TASK TO COMPLETE
Extract every line of each item below and reproduce it verbatim, in the original order.

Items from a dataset
+-------+

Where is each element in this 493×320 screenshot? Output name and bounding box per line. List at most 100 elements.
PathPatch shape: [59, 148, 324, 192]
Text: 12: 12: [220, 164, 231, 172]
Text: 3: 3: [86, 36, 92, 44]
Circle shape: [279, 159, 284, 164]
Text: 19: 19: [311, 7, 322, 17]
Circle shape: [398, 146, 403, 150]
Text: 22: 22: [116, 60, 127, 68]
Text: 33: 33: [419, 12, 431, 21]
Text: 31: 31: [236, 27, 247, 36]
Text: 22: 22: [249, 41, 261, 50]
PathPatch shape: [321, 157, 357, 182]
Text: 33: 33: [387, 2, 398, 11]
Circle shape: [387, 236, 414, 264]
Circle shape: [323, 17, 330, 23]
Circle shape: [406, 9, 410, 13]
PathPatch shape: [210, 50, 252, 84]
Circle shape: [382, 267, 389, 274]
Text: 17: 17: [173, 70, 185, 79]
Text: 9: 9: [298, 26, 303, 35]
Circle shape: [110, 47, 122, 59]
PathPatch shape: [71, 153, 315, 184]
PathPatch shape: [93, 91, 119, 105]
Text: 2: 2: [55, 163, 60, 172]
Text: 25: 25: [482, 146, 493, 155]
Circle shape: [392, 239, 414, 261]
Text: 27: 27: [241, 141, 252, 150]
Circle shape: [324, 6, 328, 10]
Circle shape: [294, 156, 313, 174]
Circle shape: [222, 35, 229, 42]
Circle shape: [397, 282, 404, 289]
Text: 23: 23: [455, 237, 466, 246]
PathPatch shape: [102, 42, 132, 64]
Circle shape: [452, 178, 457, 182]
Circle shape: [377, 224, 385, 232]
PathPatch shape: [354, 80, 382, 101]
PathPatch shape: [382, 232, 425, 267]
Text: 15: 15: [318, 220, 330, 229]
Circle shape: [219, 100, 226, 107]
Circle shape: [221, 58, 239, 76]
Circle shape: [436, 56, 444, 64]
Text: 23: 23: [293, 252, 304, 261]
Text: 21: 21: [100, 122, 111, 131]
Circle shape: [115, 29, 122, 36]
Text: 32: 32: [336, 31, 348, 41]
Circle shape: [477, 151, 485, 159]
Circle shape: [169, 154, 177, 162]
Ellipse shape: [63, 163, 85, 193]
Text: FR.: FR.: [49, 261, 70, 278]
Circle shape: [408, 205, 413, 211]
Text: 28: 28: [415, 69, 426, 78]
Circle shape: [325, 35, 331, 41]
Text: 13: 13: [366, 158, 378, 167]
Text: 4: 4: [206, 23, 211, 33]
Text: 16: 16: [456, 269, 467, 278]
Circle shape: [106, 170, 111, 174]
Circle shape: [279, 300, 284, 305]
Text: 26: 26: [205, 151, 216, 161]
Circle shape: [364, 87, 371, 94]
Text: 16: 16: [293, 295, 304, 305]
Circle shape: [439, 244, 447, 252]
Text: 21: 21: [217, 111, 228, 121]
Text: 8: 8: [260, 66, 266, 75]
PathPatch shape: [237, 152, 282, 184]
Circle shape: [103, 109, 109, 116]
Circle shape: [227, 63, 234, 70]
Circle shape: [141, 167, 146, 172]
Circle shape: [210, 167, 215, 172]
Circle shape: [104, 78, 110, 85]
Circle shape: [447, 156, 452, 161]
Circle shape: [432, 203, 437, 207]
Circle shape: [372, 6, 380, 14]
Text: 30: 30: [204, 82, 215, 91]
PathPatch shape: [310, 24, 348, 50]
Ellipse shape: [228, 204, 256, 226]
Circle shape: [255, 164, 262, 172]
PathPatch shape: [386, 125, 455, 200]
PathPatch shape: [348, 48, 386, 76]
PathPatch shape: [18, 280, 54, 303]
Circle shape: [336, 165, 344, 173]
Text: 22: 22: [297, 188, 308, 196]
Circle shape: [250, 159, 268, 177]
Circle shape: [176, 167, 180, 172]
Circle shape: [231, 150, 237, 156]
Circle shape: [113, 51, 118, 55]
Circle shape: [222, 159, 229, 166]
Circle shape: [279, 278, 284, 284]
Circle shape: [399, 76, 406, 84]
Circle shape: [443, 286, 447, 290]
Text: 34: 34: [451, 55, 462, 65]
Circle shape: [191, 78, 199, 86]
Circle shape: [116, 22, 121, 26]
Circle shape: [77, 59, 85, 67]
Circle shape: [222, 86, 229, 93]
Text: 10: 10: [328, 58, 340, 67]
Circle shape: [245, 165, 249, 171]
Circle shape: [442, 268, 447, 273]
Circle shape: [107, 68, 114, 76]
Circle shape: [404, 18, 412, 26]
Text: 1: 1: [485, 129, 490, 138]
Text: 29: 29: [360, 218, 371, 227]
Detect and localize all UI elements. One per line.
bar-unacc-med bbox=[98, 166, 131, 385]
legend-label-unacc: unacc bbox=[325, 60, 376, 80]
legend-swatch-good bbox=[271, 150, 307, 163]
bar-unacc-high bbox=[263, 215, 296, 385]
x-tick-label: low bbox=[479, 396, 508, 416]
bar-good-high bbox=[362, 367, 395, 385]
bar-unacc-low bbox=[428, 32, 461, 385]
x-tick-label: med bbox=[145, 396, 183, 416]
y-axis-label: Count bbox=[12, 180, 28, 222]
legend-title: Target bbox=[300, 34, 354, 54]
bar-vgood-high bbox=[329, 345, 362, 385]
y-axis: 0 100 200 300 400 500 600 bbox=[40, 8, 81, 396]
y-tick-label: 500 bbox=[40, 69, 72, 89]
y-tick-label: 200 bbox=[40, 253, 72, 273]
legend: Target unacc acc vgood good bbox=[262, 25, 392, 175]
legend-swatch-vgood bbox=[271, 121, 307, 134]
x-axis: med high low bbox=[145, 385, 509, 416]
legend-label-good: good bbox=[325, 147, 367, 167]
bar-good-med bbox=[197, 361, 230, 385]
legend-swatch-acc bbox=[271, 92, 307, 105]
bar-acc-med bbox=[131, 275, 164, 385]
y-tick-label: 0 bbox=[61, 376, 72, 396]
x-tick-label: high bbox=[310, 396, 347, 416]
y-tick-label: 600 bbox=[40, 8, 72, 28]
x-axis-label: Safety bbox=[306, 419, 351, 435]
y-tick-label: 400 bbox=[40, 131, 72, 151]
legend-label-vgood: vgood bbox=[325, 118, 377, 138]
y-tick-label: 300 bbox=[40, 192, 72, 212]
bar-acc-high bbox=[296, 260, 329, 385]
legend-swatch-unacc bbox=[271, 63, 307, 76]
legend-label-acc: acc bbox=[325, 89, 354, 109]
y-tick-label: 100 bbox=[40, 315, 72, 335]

+-------+

CORRECT RESULT
Where is each element in this 493×320 screenshot? Output name and bounding box per line. List at most 100 elements.
PathPatch shape: [59, 148, 324, 192]
Text: 12: 12: [220, 164, 231, 172]
Text: 3: 3: [86, 36, 92, 44]
Circle shape: [279, 159, 284, 164]
Text: 19: 19: [311, 7, 322, 17]
Circle shape: [398, 146, 403, 150]
Text: 22: 22: [116, 60, 127, 68]
Text: 33: 33: [419, 12, 431, 21]
Text: 31: 31: [236, 27, 247, 36]
Text: 22: 22: [249, 41, 261, 50]
PathPatch shape: [321, 157, 357, 182]
Text: 33: 33: [387, 2, 398, 11]
Circle shape: [387, 236, 414, 264]
Circle shape: [323, 17, 330, 23]
Circle shape: [406, 9, 410, 13]
PathPatch shape: [210, 50, 252, 84]
Circle shape: [382, 267, 389, 274]
Text: 17: 17: [173, 70, 185, 79]
Text: 9: 9: [298, 26, 303, 35]
Circle shape: [110, 47, 122, 59]
PathPatch shape: [71, 153, 315, 184]
PathPatch shape: [93, 91, 119, 105]
Text: 2: 2: [55, 163, 60, 172]
Text: 25: 25: [482, 146, 493, 155]
Circle shape: [392, 239, 414, 261]
Text: 27: 27: [241, 141, 252, 150]
Circle shape: [324, 6, 328, 10]
Circle shape: [294, 156, 313, 174]
Circle shape: [222, 35, 229, 42]
Circle shape: [397, 282, 404, 289]
Text: 23: 23: [455, 237, 466, 246]
PathPatch shape: [102, 42, 132, 64]
Circle shape: [452, 178, 457, 182]
Circle shape: [377, 224, 385, 232]
PathPatch shape: [354, 80, 382, 101]
PathPatch shape: [382, 232, 425, 267]
Text: 15: 15: [318, 220, 330, 229]
Circle shape: [219, 100, 226, 107]
Circle shape: [221, 58, 239, 76]
Circle shape: [436, 56, 444, 64]
Text: 23: 23: [293, 252, 304, 261]
Text: 21: 21: [100, 122, 111, 131]
Circle shape: [115, 29, 122, 36]
Text: 32: 32: [336, 31, 348, 41]
Circle shape: [477, 151, 485, 159]
Circle shape: [169, 154, 177, 162]
Ellipse shape: [63, 163, 85, 193]
Text: FR.: FR.: [49, 261, 70, 278]
Circle shape: [408, 205, 413, 211]
Text: 28: 28: [415, 69, 426, 78]
Circle shape: [325, 35, 331, 41]
Text: 13: 13: [366, 158, 378, 167]
Text: 4: 4: [206, 23, 211, 33]
Text: 16: 16: [456, 269, 467, 278]
Circle shape: [106, 170, 111, 174]
Circle shape: [279, 300, 284, 305]
Text: 26: 26: [205, 151, 216, 161]
Circle shape: [364, 87, 371, 94]
Text: 16: 16: [293, 295, 304, 305]
Circle shape: [439, 244, 447, 252]
Text: 21: 21: [217, 111, 228, 121]
Text: 8: 8: [260, 66, 266, 75]
PathPatch shape: [237, 152, 282, 184]
Circle shape: [103, 109, 109, 116]
Circle shape: [227, 63, 234, 70]
Circle shape: [141, 167, 146, 172]
Circle shape: [210, 167, 215, 172]
Circle shape: [104, 78, 110, 85]
Circle shape: [447, 156, 452, 161]
Circle shape: [432, 203, 437, 207]
Circle shape: [372, 6, 380, 14]
Text: 30: 30: [204, 82, 215, 91]
PathPatch shape: [310, 24, 348, 50]
Ellipse shape: [228, 204, 256, 226]
Circle shape: [255, 164, 262, 172]
PathPatch shape: [386, 125, 455, 200]
PathPatch shape: [348, 48, 386, 76]
PathPatch shape: [18, 280, 54, 303]
Circle shape: [336, 165, 344, 173]
Text: 22: 22: [297, 188, 308, 196]
Circle shape: [250, 159, 268, 177]
Circle shape: [176, 167, 180, 172]
Circle shape: [231, 150, 237, 156]
Circle shape: [113, 51, 118, 55]
Circle shape: [222, 159, 229, 166]
Circle shape: [279, 278, 284, 284]
Circle shape: [399, 76, 406, 84]
Circle shape: [443, 286, 447, 290]
Text: 34: 34: [451, 55, 462, 65]
Circle shape: [191, 78, 199, 86]
Circle shape: [116, 22, 121, 26]
Circle shape: [77, 59, 85, 67]
Circle shape: [222, 86, 229, 93]
Text: 10: 10: [328, 58, 340, 67]
Circle shape: [245, 165, 249, 171]
Circle shape: [442, 268, 447, 273]
Circle shape: [107, 68, 114, 76]
Circle shape: [404, 18, 412, 26]
Text: 1: 1: [485, 129, 490, 138]
Text: 29: 29: [360, 218, 371, 227]
Detect and localize all UI elements. One per line.
bar-unacc-med bbox=[98, 166, 131, 385]
legend-label-unacc: unacc bbox=[325, 60, 376, 80]
legend-swatch-good bbox=[271, 150, 307, 163]
bar-unacc-high bbox=[263, 215, 296, 385]
x-tick-label: low bbox=[479, 396, 508, 416]
bar-good-high bbox=[362, 367, 395, 385]
bar-unacc-low bbox=[428, 32, 461, 385]
x-tick-label: med bbox=[145, 396, 183, 416]
y-axis-label: Count bbox=[12, 180, 28, 222]
legend-title: Target bbox=[300, 34, 354, 54]
bar-vgood-high bbox=[329, 345, 362, 385]
y-axis: 0 100 200 300 400 500 600 bbox=[40, 8, 81, 396]
y-tick-label: 500 bbox=[40, 69, 72, 89]
y-tick-label: 200 bbox=[40, 253, 72, 273]
legend: Target unacc acc vgood good bbox=[262, 25, 392, 175]
legend-swatch-vgood bbox=[271, 121, 307, 134]
x-axis: med high low bbox=[145, 385, 509, 416]
legend-label-good: good bbox=[325, 147, 367, 167]
bar-good-med bbox=[197, 361, 230, 385]
legend-swatch-acc bbox=[271, 92, 307, 105]
bar-acc-med bbox=[131, 275, 164, 385]
y-tick-label: 0 bbox=[61, 376, 72, 396]
x-tick-label: high bbox=[310, 396, 347, 416]
y-tick-label: 600 bbox=[40, 8, 72, 28]
x-axis-label: Safety bbox=[306, 419, 351, 435]
y-tick-label: 400 bbox=[40, 131, 72, 151]
legend-label-vgood: vgood bbox=[325, 118, 377, 138]
y-tick-label: 300 bbox=[40, 192, 72, 212]
bar-acc-high bbox=[296, 260, 329, 385]
legend-swatch-unacc bbox=[271, 63, 307, 76]
legend-label-acc: acc bbox=[325, 89, 354, 109]
y-tick-label: 100 bbox=[40, 315, 72, 335]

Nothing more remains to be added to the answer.